### Exercise aim
Every record should be written out exactly, with the pictures left out.

### Given data
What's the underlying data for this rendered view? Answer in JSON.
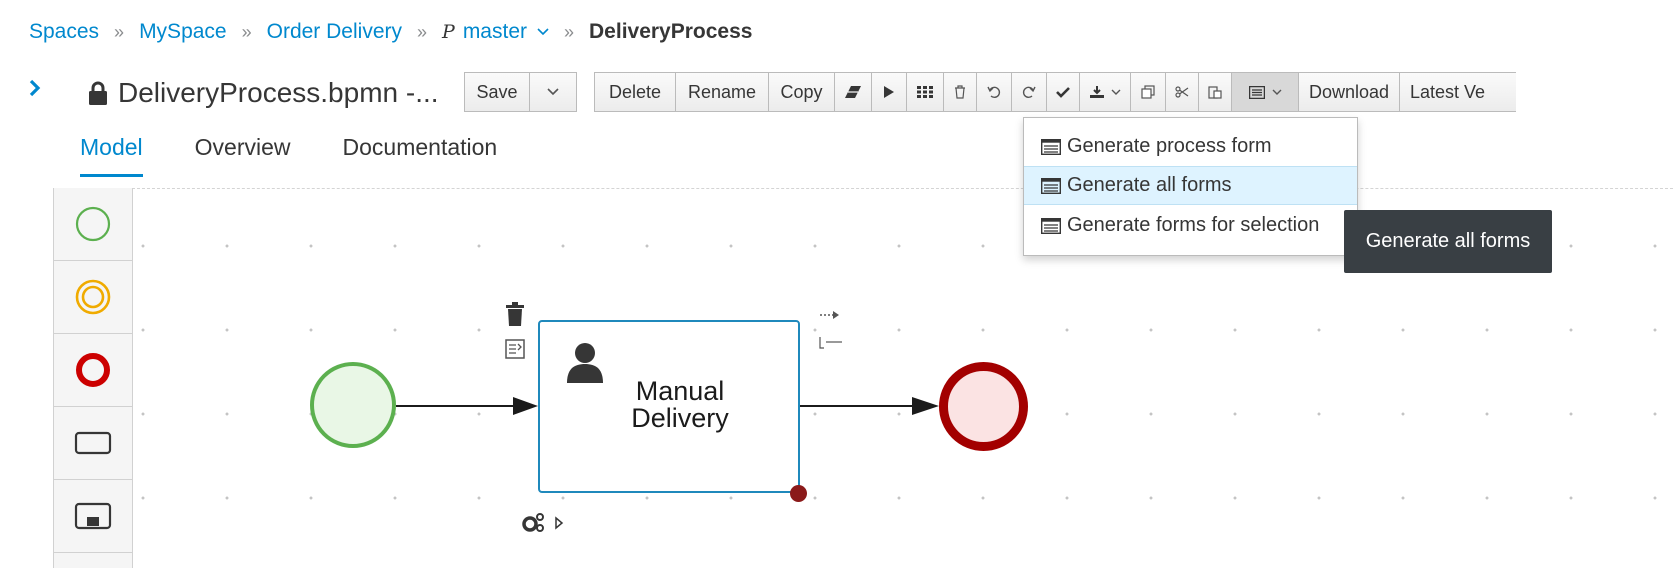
{
  "breadcrumb": {
    "items": [
      "Spaces",
      "MySpace",
      "Order Delivery"
    ],
    "separator": "»",
    "branch": "master",
    "current": "DeliveryProcess"
  },
  "asset": {
    "title": "DeliveryProcess.bpmn -..."
  },
  "toolbar": {
    "save": "Save",
    "delete": "Delete",
    "rename": "Rename",
    "copy": "Copy",
    "download": "Download",
    "latest_version": "Latest Ve"
  },
  "tabs": [
    "Model",
    "Overview",
    "Documentation"
  ],
  "active_tab": "Model",
  "palette": {
    "items": [
      "start-event",
      "intermediate-event",
      "end-event",
      "task",
      "subprocess"
    ]
  },
  "diagram": {
    "task_label": "Manual\nDelivery"
  },
  "generate_menu": {
    "items": [
      "Generate process form",
      "Generate all forms",
      "Generate forms for selection"
    ],
    "hovered": "Generate all forms"
  },
  "tooltip": "Generate all forms",
  "colors": {
    "link": "#0088ce",
    "start_event": "#5cb04f",
    "end_event": "#a30000",
    "task_border": "#1f89bc",
    "tooltip_bg": "#393f44"
  }
}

### Finished answer
What's the underlying data for this rendered view? Answer in JSON.
{
  "breadcrumb": {
    "items": [
      "Spaces",
      "MySpace",
      "Order Delivery"
    ],
    "separator": "»",
    "branch": "master",
    "current": "DeliveryProcess"
  },
  "asset": {
    "title": "DeliveryProcess.bpmn -..."
  },
  "toolbar": {
    "save": "Save",
    "delete": "Delete",
    "rename": "Rename",
    "copy": "Copy",
    "download": "Download",
    "latest_version": "Latest Ve"
  },
  "tabs": [
    "Model",
    "Overview",
    "Documentation"
  ],
  "active_tab": "Model",
  "palette": {
    "items": [
      "start-event",
      "intermediate-event",
      "end-event",
      "task",
      "subprocess"
    ]
  },
  "diagram": {
    "task_label": "Manual\nDelivery"
  },
  "generate_menu": {
    "items": [
      "Generate process form",
      "Generate all forms",
      "Generate forms for selection"
    ],
    "hovered": "Generate all forms"
  },
  "tooltip": "Generate all forms",
  "colors": {
    "link": "#0088ce",
    "start_event": "#5cb04f",
    "end_event": "#a30000",
    "task_border": "#1f89bc",
    "tooltip_bg": "#393f44"
  }
}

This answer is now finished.